## Stored rows
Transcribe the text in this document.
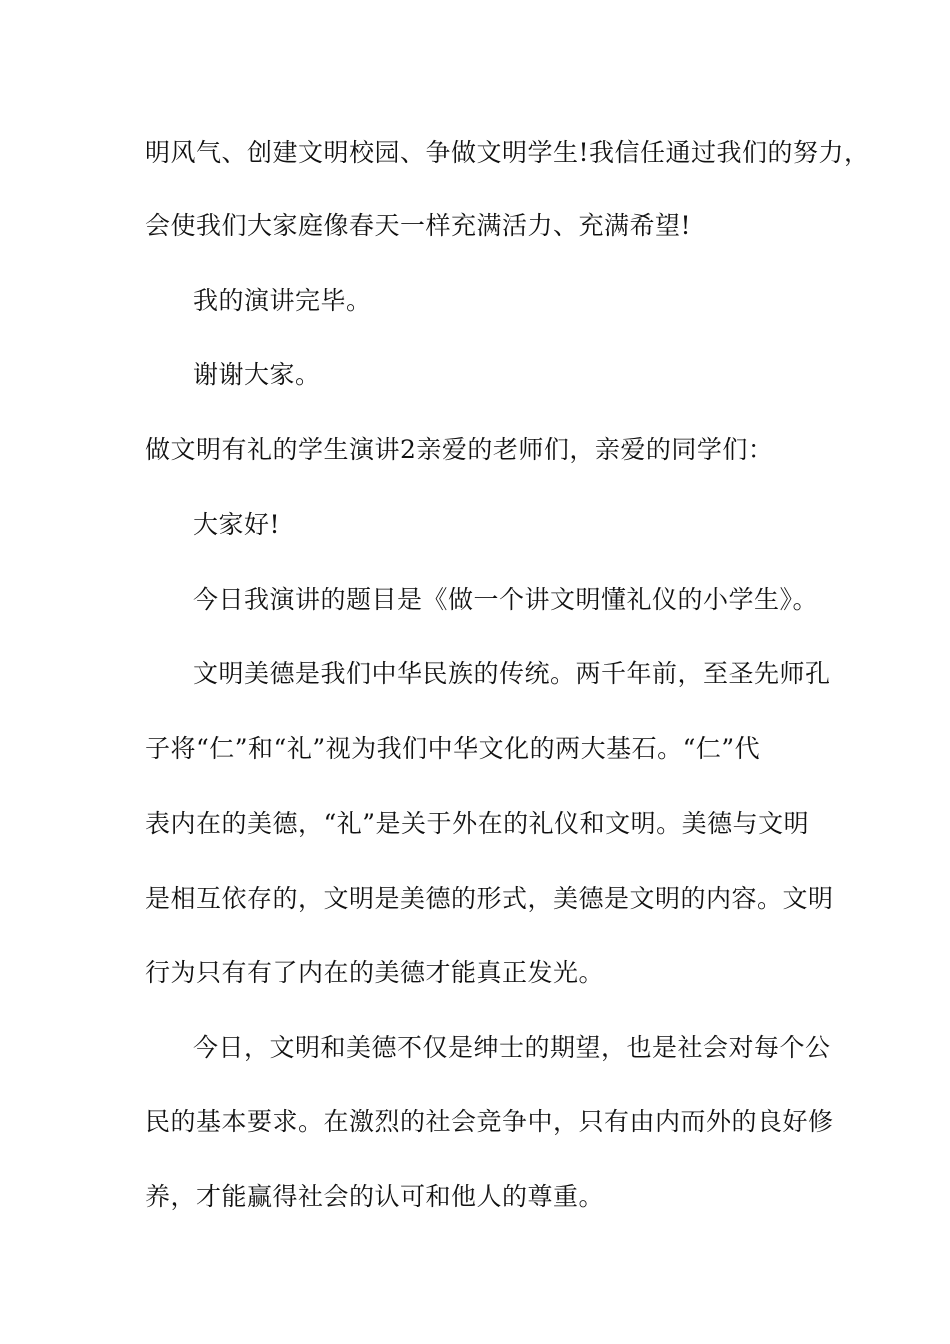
明风气、创建文明校园、争做文明学生!我信任通过我们的努力，
会使我们大家庭像春天一样充满活力、充满希望!
我的演讲完毕。
谢谢大家。
做文明有礼的学生演讲2亲爱的老师们，亲爱的同学们：
大家好!
今日我演讲的题目是《做一个讲文明懂礼仪的小学生》。
文明美德是我们中华民族的传统。两千年前，至圣先师孔
子将“仁”和“礼”视为我们中华文化的两大基石。“仁”代
表内在的美德，“礼”是关于外在的礼仪和文明。美德与文明
是相互依存的，文明是美德的形式，美德是文明的内容。文明
行为只有有了内在的美德才能真正发光。
今日，文明和美德不仅是绅士的期望，也是社会对每个公
民的基本要求。在激烈的社会竞争中，只有由内而外的良好修
养，才能赢得社会的认可和他人的尊重。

## Challenge
Give the data again exactly as written, with all pictures left out.

## Right answer
Transcribe the text in this document.
明风气、创建文明校园、争做文明学生!我信任通过我们的努力，
会使我们大家庭像春天一样充满活力、充满希望!
我的演讲完毕。
谢谢大家。
做文明有礼的学生演讲2亲爱的老师们，亲爱的同学们：
大家好!
今日我演讲的题目是《做一个讲文明懂礼仪的小学生》。
文明美德是我们中华民族的传统。两千年前，至圣先师孔
子将“仁”和“礼”视为我们中华文化的两大基石。“仁”代
表内在的美德，“礼”是关于外在的礼仪和文明。美德与文明
是相互依存的，文明是美德的形式，美德是文明的内容。文明
行为只有有了内在的美德才能真正发光。
今日，文明和美德不仅是绅士的期望，也是社会对每个公
民的基本要求。在激烈的社会竞争中，只有由内而外的良好修
养，才能赢得社会的认可和他人的尊重。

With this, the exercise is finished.